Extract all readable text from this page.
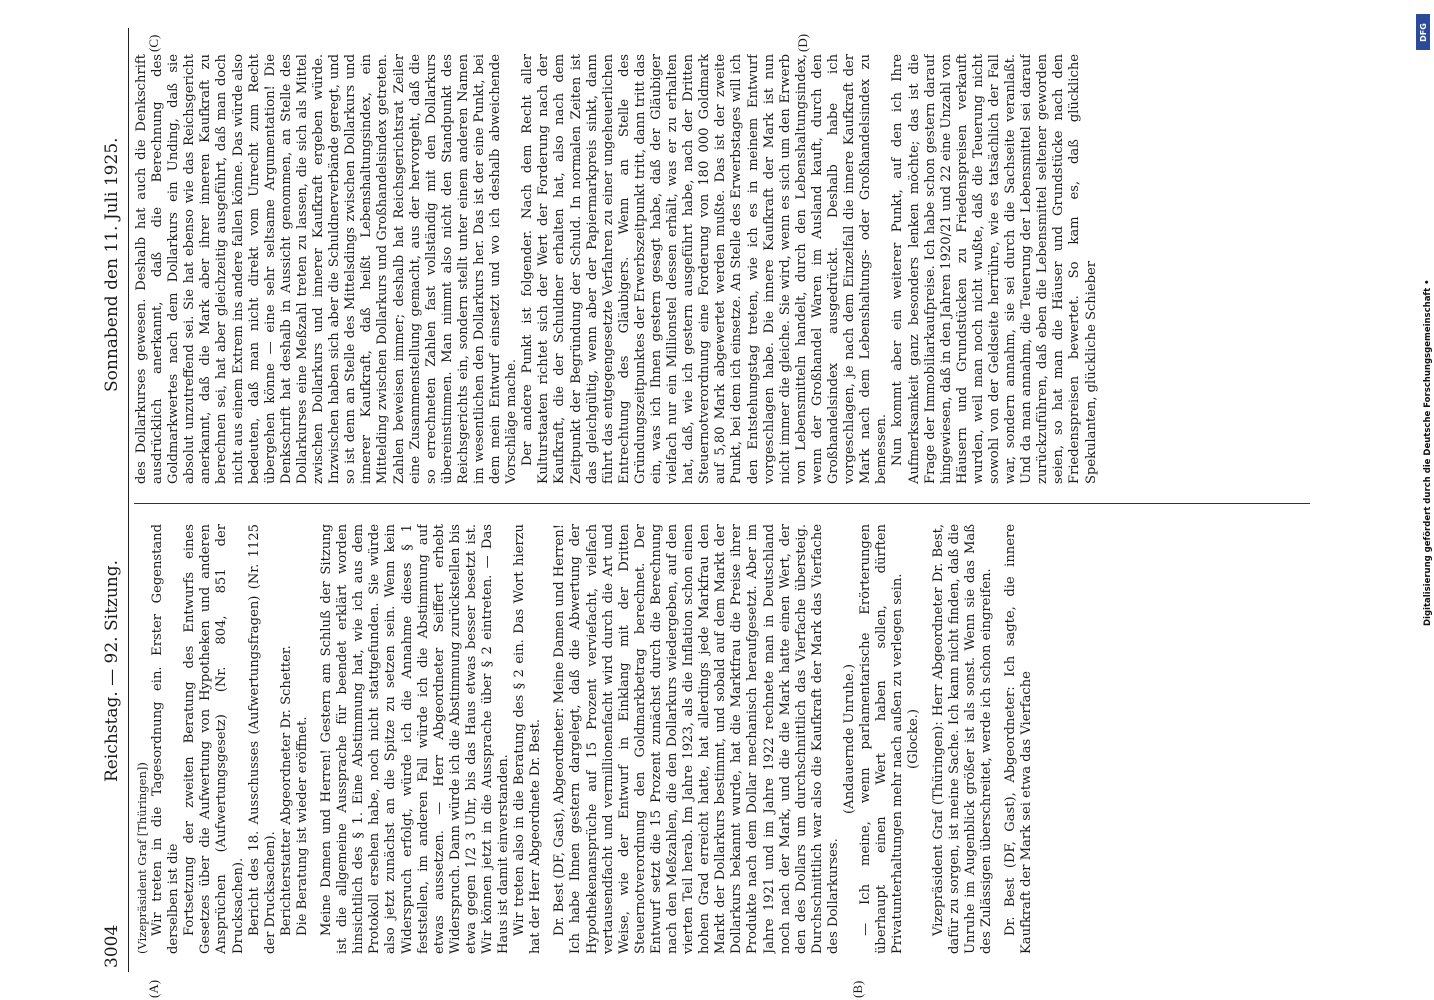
3004
Reichstag. — 92. Sitzung.
Sonnabend den 11. Juli 1925.
(A)	(B)
(C)	(D)

(Vizepräsident Graf [Thüringen]) Wir treten in die Tagesordnung ein. Erster Gegenstand derselben ist die Fortsetzung der zweiten Beratung des Entwurfs eines Gesetzes über die Aufwertung von Hypotheken und anderen Ansprüchen (Aufwertungsgesetz) (Nr. 804, 851 der Drucksachen). Bericht des 18. Ausschusses (Aufwertungsfragen) (Nr. 1125 der Drucksachen). Berichterstatter Abgeordneter Dr. Schetter. Die Beratung ist wieder eröffnet. Meine Damen und Herren! Gestern am Schluß der Sitzung ist die allgemeine Aussprache für beendet erklärt worden hinsichtlich des § 1. Eine Abstimmung hat, wie ich aus dem Protokoll ersehen habe, noch nicht stattgefunden. Sie würde also jetzt zunächst an die Spitze zu setzen sein. Wenn kein Widerspruch erfolgt, würde ich die Annahme dieses § 1 feststellen, im anderen Fall würde ich die Abstimmung auf etwas aussetzen. — Herr Abgeordneter Seiffert erhebt Widerspruch. Dann würde ich die Abstimmung zurückstellen bis etwa gegen 1/2 3 Uhr, bis das Haus etwas besser besetzt ist. Wir können jetzt in die Aussprache über § 2 eintreten. — Das Haus ist damit einverstanden. Wir treten also in die Beratung des § 2 ein. Das Wort hierzu hat der Herr Abgeordnete Dr. Best. Dr. Best (DF, Gast), Abgeordneter: Meine Damen und Herren! Ich habe Ihnen gestern dargelegt, daß die Abwertung der Hypothekenansprüche auf 15 Prozent verviefacht, vielfach vertausendfacht und vermillionenfacht wird durch die Art und Weise, wie der Entwurf in Einklang mit der Dritten Steuernotverordnung den Goldmarkbetrag berechnet. Der Entwurf setzt die 15 Prozent zunächst durch die Berechnung nach den Meßzahlen, die den Dollarkurs wiedergeben, auf den vierten Teil herab. Im Jahre 1923, als die Inflation schon einen hohen Grad erreicht hatte, hat allerdings jede Markfrau den Markt der Dollarkurs bestimmt, und sobald auf dem Markt der Dollarkurs bekannt wurde, hat die Marktfrau die Preise ihrer Produkte nach dem Dollar mechanisch heraufgesetzt. Aber im Jahre 1921 und im Jahre 1922 rechnete man in Deutschland noch nach der Mark, und die die Mark hatte einen Wert, der den des Dollars um durchschnittlich das Vierfache übersteig. Durchschnittlich war also die Kaufkraft der Mark das Vierfache des Dollarkurses.

(Andauernde Unruhe.) — Ich meine, wenn parlamentarische Erörterungen überhaupt einen Wert haben sollen, dürften Privatunterhaltungen mehr nach außen zu verlegen sein. (Glocke.) Vizepräsident Graf (Thüringen): Herr Abgeordneter Dr. Best, dafür zu sorgen, ist meine Sache. Ich kann nicht finden, daß die Unruhe im Augenblick größer ist als sonst. Wenn sie das Maß des Zulässigen überschreitet, werde ich schon eingreifen. Dr. Best (DF, Gast), Abgeordneter: Ich sagte, die innere Kaufkraft der Mark sei etwa das Vierfache

des Dollarkurses gewesen. Deshalb hat auch die Denkschrift ausdrücklich anerkannt, daß die Berechnung des Goldmarkwertes nach dem Dollarkurs ein Unding, daß sie absolut unzutreffend sei. Sie hat ebenso wie das Reichsgericht anerkannt, daß die Mark aber ihrer inneren Kaufkraft zu berechnen sei, hat aber gleichzeitig ausgeführt, daß man doch nicht aus einem Extrem ins andere fallen könne. Das würde also bedeuten, daß man nicht direkt vom Unrecht zum Recht übergehen könne — eine sehr seltsame Argumentation! Die Denkschrift hat deshalb in Aussicht genommen, an Stelle des Dollarkurses eine Meßzahl treten zu lassen, die sich als Mittel zwischen Dollarkurs und innerer Kaufkraft ergeben würde. Inzwischen haben sich aber die Schuldnerverbände geregt, und so ist denn an Stelle des Mittelsdings zwischen Dollarkurs und innerer Kaufkraft, daß heißt Lebenshaltungsindex, ein Mittelding zwischen Dollarkurs und Großhandelsindex getreten. Zahlen beweisen immer; deshalb hat Reichsgerichtsrat Zeiler eine Zusammenstellung gemacht, aus der hervorgeht, daß die so errechneten Zahlen fast vollständig mit den Dollarkurs übereinstimmen. Man nimmt also nicht den Standpunkt des Reichsgerichts ein, sondern stellt unter einem anderen Namen im wesentlichen den Dollarkurs her. Das ist der eine Punkt, bei dem mein Entwurf einsetzt und wo ich deshalb abweichende Vorschläge mache. Der andere Punkt ist folgender. Nach dem Recht aller Kulturstaaten richtet sich der Wert der Forderung nach der Kaufkraft, die der Schuldner erhalten hat, also nach dem Zeitpunkt der Begründung der Schuld. In normalen Zeiten ist das gleichgültig, wenn aber der Papiermarkpreis sinkt, dann führt das entgegengesetzte Verfahren zu einer ungeheuerlichen Entrechtung des Gläubigers. Wenn an Stelle des Gründungszeitpunktes der Erwerbszeitpunkt tritt, dann tritt das ein, was ich Ihnen gestern gesagt habe, daß der Gläubiger vielfach nur ein Millionstel dessen erhält, was er zu erhalten hat, daß, wie ich gestern ausgeführt habe, nach der Dritten Steuernotverordnung eine Forderung von 180 000 Goldmark auf 5,80 Mark abgewertet werden mußte. Das ist der zweite Punkt, bei dem ich einsetze. An Stelle des Erwerbstages will ich den Entstehungstag treten, wie ich es in meinem Entwurf vorgeschlagen habe. Die innere Kaufkraft der Mark ist nun nicht immer die gleiche. Sie wird, wenn es sich um den Erwerb von Lebensmitteln handelt, durch den Lebenshaltungsindex, wenn der Großhandel Waren im Ausland kauft, durch den Großhandelsindex ausgedrückt. Deshalb habe ich vorgeschlagen, je nach dem Einzelfall die innere Kaufkraft der Mark nach dem Lebenshaltungs- oder Großhandelsindex zu bemessen. Nun kommt aber ein weiterer Punkt, auf den ich Ihre Aufmerksamkeit ganz besonders lenken möchte; das ist die Frage der Immobiliarkaufpreise. Ich habe schon gestern darauf hingewiesen, daß in den Jahren 1920/21 und 22 eine Unzahl von Häusern und Grundstücken zu Friedenspreisen verkauft wurden, weil man noch nicht wußte, daß die Teuerung nicht sowohl von der Geldseite herrühre, wie es tatsächlich der Fall war, sondern annahm, sie sei durch die Sachseite veranlaßt. Und da man annahm, die Teuerung der Lebensmittel sei darauf zurückzuführen, daß eben die Lebensmittel seltener geworden seien, so hat man die Häuser und Grundstücke nach den Friedenspreisen bewertet. So kam es, daß glückliche Spekulanten, glückliche Schieber

DFG
Digitalisierung gefördert durch die Deutsche Forschungsgemeinschaft •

◆ ◆ ◆ ◆

■ **Work instruction**:
Leave out the pictures and reproduce the rest of the listing exactly.

■ **Written answer**:
Extract all readable text from this page.
3004
Reichstag. — 92. Sitzung.
Sonnabend den 11. Juli 1925.
(A)	(B)
(C)	(D)

(Vizepräsident Graf [Thüringen]) Wir treten in die Tagesordnung ein. Erster Gegenstand derselben ist die Fortsetzung der zweiten Beratung des Entwurfs eines Gesetzes über die Aufwertung von Hypotheken und anderen Ansprüchen (Aufwertungsgesetz) (Nr. 804, 851 der Drucksachen). Bericht des 18. Ausschusses (Aufwertungsfragen) (Nr. 1125 der Drucksachen). Berichterstatter Abgeordneter Dr. Schetter. Die Beratung ist wieder eröffnet. Meine Damen und Herren! Gestern am Schluß der Sitzung ist die allgemeine Aussprache für beendet erklärt worden hinsichtlich des § 1. Eine Abstimmung hat, wie ich aus dem Protokoll ersehen habe, noch nicht stattgefunden. Sie würde also jetzt zunächst an die Spitze zu setzen sein. Wenn kein Widerspruch erfolgt, würde ich die Annahme dieses § 1 feststellen, im anderen Fall würde ich die Abstimmung auf etwas aussetzen. — Herr Abgeordneter Seiffert erhebt Widerspruch. Dann würde ich die Abstimmung zurückstellen bis etwa gegen 1/2 3 Uhr, bis das Haus etwas besser besetzt ist. Wir können jetzt in die Aussprache über § 2 eintreten. — Das Haus ist damit einverstanden. Wir treten also in die Beratung des § 2 ein. Das Wort hierzu hat der Herr Abgeordnete Dr. Best. Dr. Best (DF, Gast), Abgeordneter: Meine Damen und Herren! Ich habe Ihnen gestern dargelegt, daß die Abwertung der Hypothekenansprüche auf 15 Prozent verviefacht, vielfach vertausendfacht und vermillionenfacht wird durch die Art und Weise, wie der Entwurf in Einklang mit der Dritten Steuernotverordnung den Goldmarkbetrag berechnet. Der Entwurf setzt die 15 Prozent zunächst durch die Berechnung nach den Meßzahlen, die den Dollarkurs wiedergeben, auf den vierten Teil herab. Im Jahre 1923, als die Inflation schon einen hohen Grad erreicht hatte, hat allerdings jede Markfrau den Markt der Dollarkurs bestimmt, und sobald auf dem Markt der Dollarkurs bekannt wurde, hat die Marktfrau die Preise ihrer Produkte nach dem Dollar mechanisch heraufgesetzt. Aber im Jahre 1921 und im Jahre 1922 rechnete man in Deutschland noch nach der Mark, und die die Mark hatte einen Wert, der den des Dollars um durchschnittlich das Vierfache übersteig. Durchschnittlich war also die Kaufkraft der Mark das Vierfache des Dollarkurses.

(Andauernde Unruhe.) — Ich meine, wenn parlamentarische Erörterungen überhaupt einen Wert haben sollen, dürften Privatunterhaltungen mehr nach außen zu verlegen sein. (Glocke.) Vizepräsident Graf (Thüringen): Herr Abgeordneter Dr. Best, dafür zu sorgen, ist meine Sache. Ich kann nicht finden, daß die Unruhe im Augenblick größer ist als sonst. Wenn sie das Maß des Zulässigen überschreitet, werde ich schon eingreifen. Dr. Best (DF, Gast), Abgeordneter: Ich sagte, die innere Kaufkraft der Mark sei etwa das Vierfache

des Dollarkurses gewesen. Deshalb hat auch die Denkschrift ausdrücklich anerkannt, daß die Berechnung des Goldmarkwertes nach dem Dollarkurs ein Unding, daß sie absolut unzutreffend sei. Sie hat ebenso wie das Reichsgericht anerkannt, daß die Mark aber ihrer inneren Kaufkraft zu berechnen sei, hat aber gleichzeitig ausgeführt, daß man doch nicht aus einem Extrem ins andere fallen könne. Das würde also bedeuten, daß man nicht direkt vom Unrecht zum Recht übergehen könne — eine sehr seltsame Argumentation! Die Denkschrift hat deshalb in Aussicht genommen, an Stelle des Dollarkurses eine Meßzahl treten zu lassen, die sich als Mittel zwischen Dollarkurs und innerer Kaufkraft ergeben würde. Inzwischen haben sich aber die Schuldnerverbände geregt, und so ist denn an Stelle des Mittelsdings zwischen Dollarkurs und innerer Kaufkraft, daß heißt Lebenshaltungsindex, ein Mittelding zwischen Dollarkurs und Großhandelsindex getreten. Zahlen beweisen immer; deshalb hat Reichsgerichtsrat Zeiler eine Zusammenstellung gemacht, aus der hervorgeht, daß die so errechneten Zahlen fast vollständig mit den Dollarkurs übereinstimmen. Man nimmt also nicht den Standpunkt des Reichsgerichts ein, sondern stellt unter einem anderen Namen im wesentlichen den Dollarkurs her. Das ist der eine Punkt, bei dem mein Entwurf einsetzt und wo ich deshalb abweichende Vorschläge mache. Der andere Punkt ist folgender. Nach dem Recht aller Kulturstaaten richtet sich der Wert der Forderung nach der Kaufkraft, die der Schuldner erhalten hat, also nach dem Zeitpunkt der Begründung der Schuld. In normalen Zeiten ist das gleichgültig, wenn aber der Papiermarkpreis sinkt, dann führt das entgegengesetzte Verfahren zu einer ungeheuerlichen Entrechtung des Gläubigers. Wenn an Stelle des Gründungszeitpunktes der Erwerbszeitpunkt tritt, dann tritt das ein, was ich Ihnen gestern gesagt habe, daß der Gläubiger vielfach nur ein Millionstel dessen erhält, was er zu erhalten hat, daß, wie ich gestern ausgeführt habe, nach der Dritten Steuernotverordnung eine Forderung von 180 000 Goldmark auf 5,80 Mark abgewertet werden mußte. Das ist der zweite Punkt, bei dem ich einsetze. An Stelle des Erwerbstages will ich den Entstehungstag treten, wie ich es in meinem Entwurf vorgeschlagen habe. Die innere Kaufkraft der Mark ist nun nicht immer die gleiche. Sie wird, wenn es sich um den Erwerb von Lebensmitteln handelt, durch den Lebenshaltungsindex, wenn der Großhandel Waren im Ausland kauft, durch den Großhandelsindex ausgedrückt. Deshalb habe ich vorgeschlagen, je nach dem Einzelfall die innere Kaufkraft der Mark nach dem Lebenshaltungs- oder Großhandelsindex zu bemessen. Nun kommt aber ein weiterer Punkt, auf den ich Ihre Aufmerksamkeit ganz besonders lenken möchte; das ist die Frage der Immobiliarkaufpreise. Ich habe schon gestern darauf hingewiesen, daß in den Jahren 1920/21 und 22 eine Unzahl von Häusern und Grundstücken zu Friedenspreisen verkauft wurden, weil man noch nicht wußte, daß die Teuerung nicht sowohl von der Geldseite herrühre, wie es tatsächlich der Fall war, sondern annahm, sie sei durch die Sachseite veranlaßt. Und da man annahm, die Teuerung der Lebensmittel sei darauf zurückzuführen, daß eben die Lebensmittel seltener geworden seien, so hat man die Häuser und Grundstücke nach den Friedenspreisen bewertet. So kam es, daß glückliche Spekulanten, glückliche Schieber

DFG
Digitalisierung gefördert durch die Deutsche Forschungsgemeinschaft •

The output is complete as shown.